### A block of data
++++++++++
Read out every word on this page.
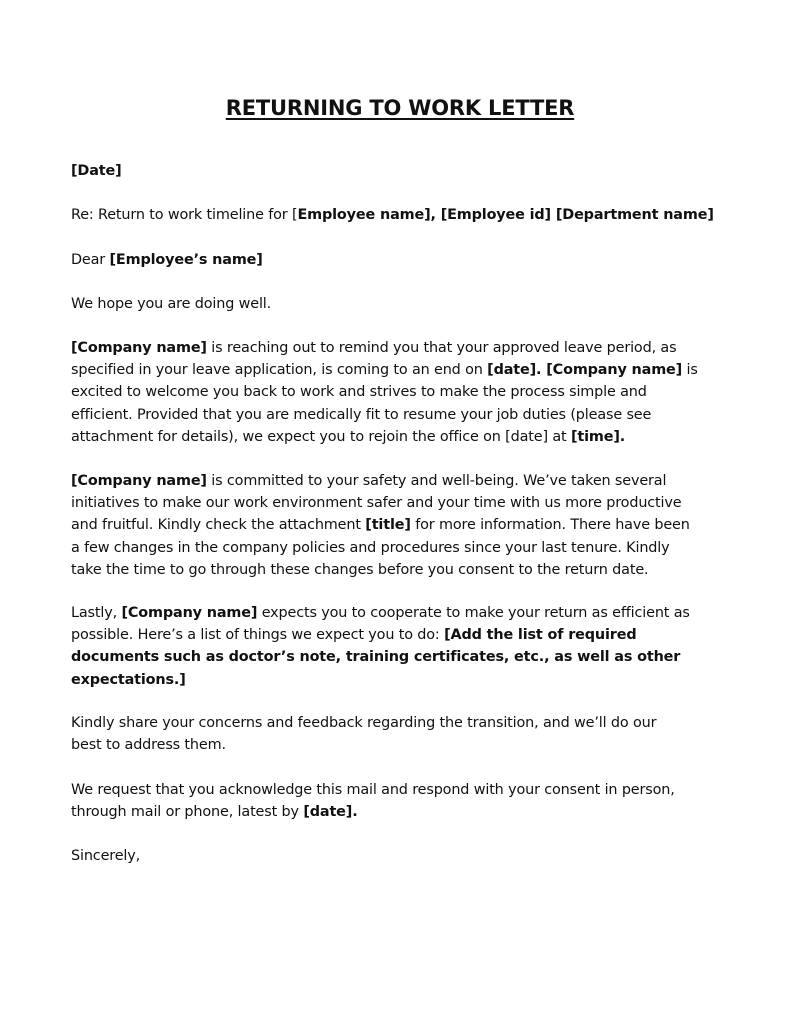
RETURNING TO WORK LETTER

[Date]

Re: Return to work timeline for [Employee name], [Employee id] [Department name]

Dear [Employee’s name]

We hope you are doing well.

[Company name] is reaching out to remind you that your approved leave period, as
specified in your leave application, is coming to an end on [date]. [Company name] is
excited to welcome you back to work and strives to make the process simple and
efficient. Provided that you are medically fit to resume your job duties (please see
attachment for details), we expect you to rejoin the office on [date] at [time].
[Company name] is committed to your safety and well-being. We’ve taken several
initiatives to make our work environment safer and your time with us more productive
and fruitful. Kindly check the attachment [title] for more information. There have been
a few changes in the company policies and procedures since your last tenure. Kindly
take the time to go through these changes before you consent to the return date.
Lastly, [Company name] expects you to cooperate to make your return as efficient as
possible. Here’s a list of things we expect you to do: [Add the list of required
documents such as doctor’s note, training certificates, etc., as well as other
expectations.]
Kindly share your concerns and feedback regarding the transition, and we’ll do our
best to address them.
We request that you acknowledge this mail and respond with your consent in person,
through mail or phone, latest by [date].

Sincerely,
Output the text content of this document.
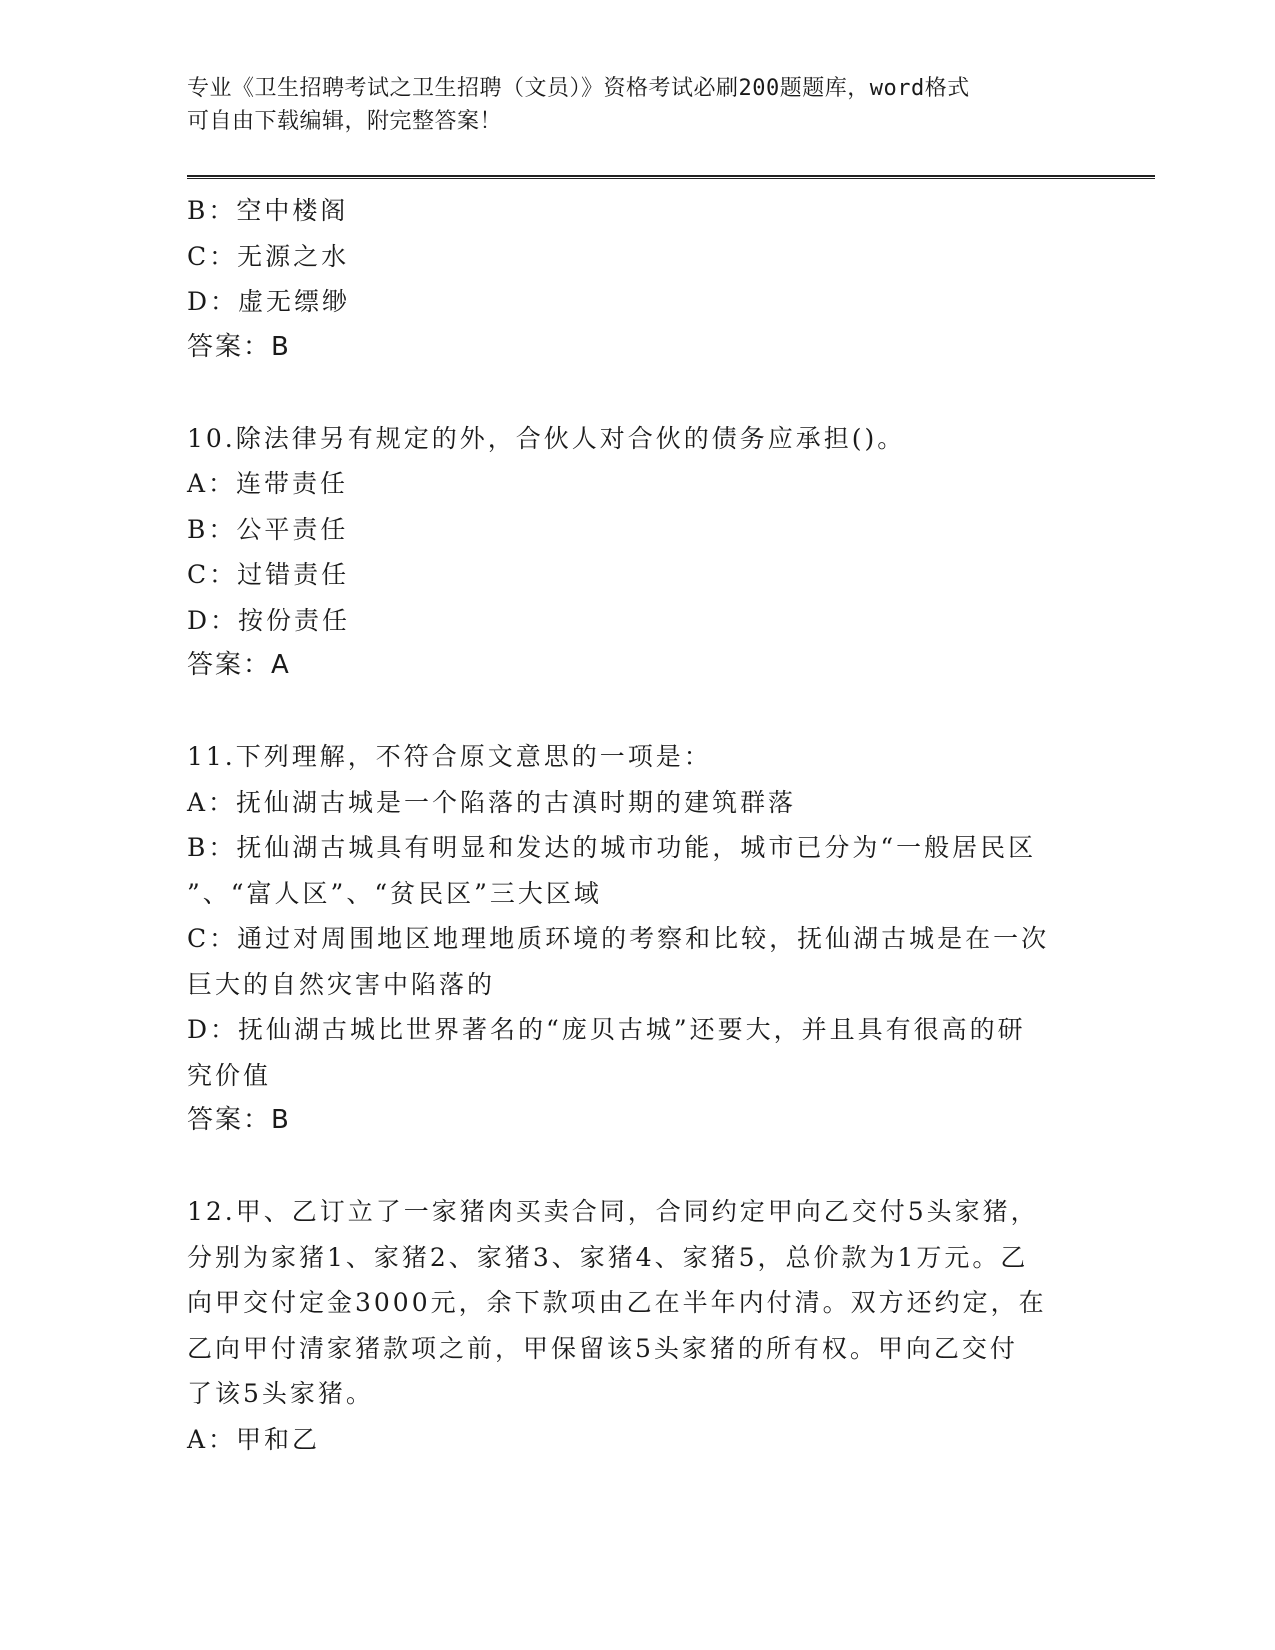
专业《卫生招聘考试之卫生招聘（文员）》资格考试必刷200题题库，word格式

可自由下载编辑，附完整答案！

B：空中楼阁

C：无源之水

D：虚无缥缈

答案：B

10.除法律另有规定的外，合伙人对合伙的债务应承担()。

A：连带责任

B：公平责任

C：过错责任

D：按份责任

答案：A

11.下列理解，不符合原文意思的一项是：

A：抚仙湖古城是一个陷落的古滇时期的建筑群落

B：抚仙湖古城具有明显和发达的城市功能，城市已分为“一般居民区

”、“富人区”、“贫民区”三大区域

C：通过对周围地区地理地质环境的考察和比较，抚仙湖古城是在一次

巨大的自然灾害中陷落的

D：抚仙湖古城比世界著名的“庞贝古城”还要大，并且具有很高的研

究价值

答案：B

12.甲、乙订立了一家猪肉买卖合同，合同约定甲向乙交付5头家猪，

分别为家猪1、家猪2、家猪3、家猪4、家猪5，总价款为1万元。乙

向甲交付定金3000元，余下款项由乙在半年内付清。双方还约定，在

乙向甲付清家猪款项之前，甲保留该5头家猪的所有权。甲向乙交付

了该5头家猪。

A：甲和乙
++++++++++
Copy all the lines of data exactly as they appear, dropping any images.

Read out every word on this page.
RETURNING TO WORK LETTER

[Date]

Re: Return to work timeline for [Employee name], [Employee id] [Department name]

Dear [Employee’s name]

We hope you are doing well.

[Company name] is reaching out to remind you that your approved leave period, as
specified in your leave application, is coming to an end on [date]. [Company name] is
excited to welcome you back to work and strives to make the process simple and
efficient. Provided that you are medically fit to resume your job duties (please see
attachment for details), we expect you to rejoin the office on [date] at [time].
[Company name] is committed to your safety and well-being. We’ve taken several
initiatives to make our work environment safer and your time with us more productive
and fruitful. Kindly check the attachment [title] for more information. There have been
a few changes in the company policies and procedures since your last tenure. Kindly
take the time to go through these changes before you consent to the return date.
Lastly, [Company name] expects you to cooperate to make your return as efficient as
possible. Here’s a list of things we expect you to do: [Add the list of required
documents such as doctor’s note, training certificates, etc., as well as other
expectations.]
Kindly share your concerns and feedback regarding the transition, and we’ll do our
best to address them.
We request that you acknowledge this mail and respond with your consent in person,
through mail or phone, latest by [date].

Sincerely,
Output the text content of this document.
专业《卫生招聘考试之卫生招聘（文员）》资格考试必刷200题题库，word格式

可自由下载编辑，附完整答案！

B：空中楼阁

C：无源之水

D：虚无缥缈

答案：B

10.除法律另有规定的外，合伙人对合伙的债务应承担()。

A：连带责任

B：公平责任

C：过错责任

D：按份责任

答案：A

11.下列理解，不符合原文意思的一项是：

A：抚仙湖古城是一个陷落的古滇时期的建筑群落

B：抚仙湖古城具有明显和发达的城市功能，城市已分为“一般居民区

”、“富人区”、“贫民区”三大区域

C：通过对周围地区地理地质环境的考察和比较，抚仙湖古城是在一次

巨大的自然灾害中陷落的

D：抚仙湖古城比世界著名的“庞贝古城”还要大，并且具有很高的研

究价值

答案：B

12.甲、乙订立了一家猪肉买卖合同，合同约定甲向乙交付5头家猪，

分别为家猪1、家猪2、家猪3、家猪4、家猪5，总价款为1万元。乙

向甲交付定金3000元，余下款项由乙在半年内付清。双方还约定，在

乙向甲付清家猪款项之前，甲保留该5头家猪的所有权。甲向乙交付

了该5头家猪。

A：甲和乙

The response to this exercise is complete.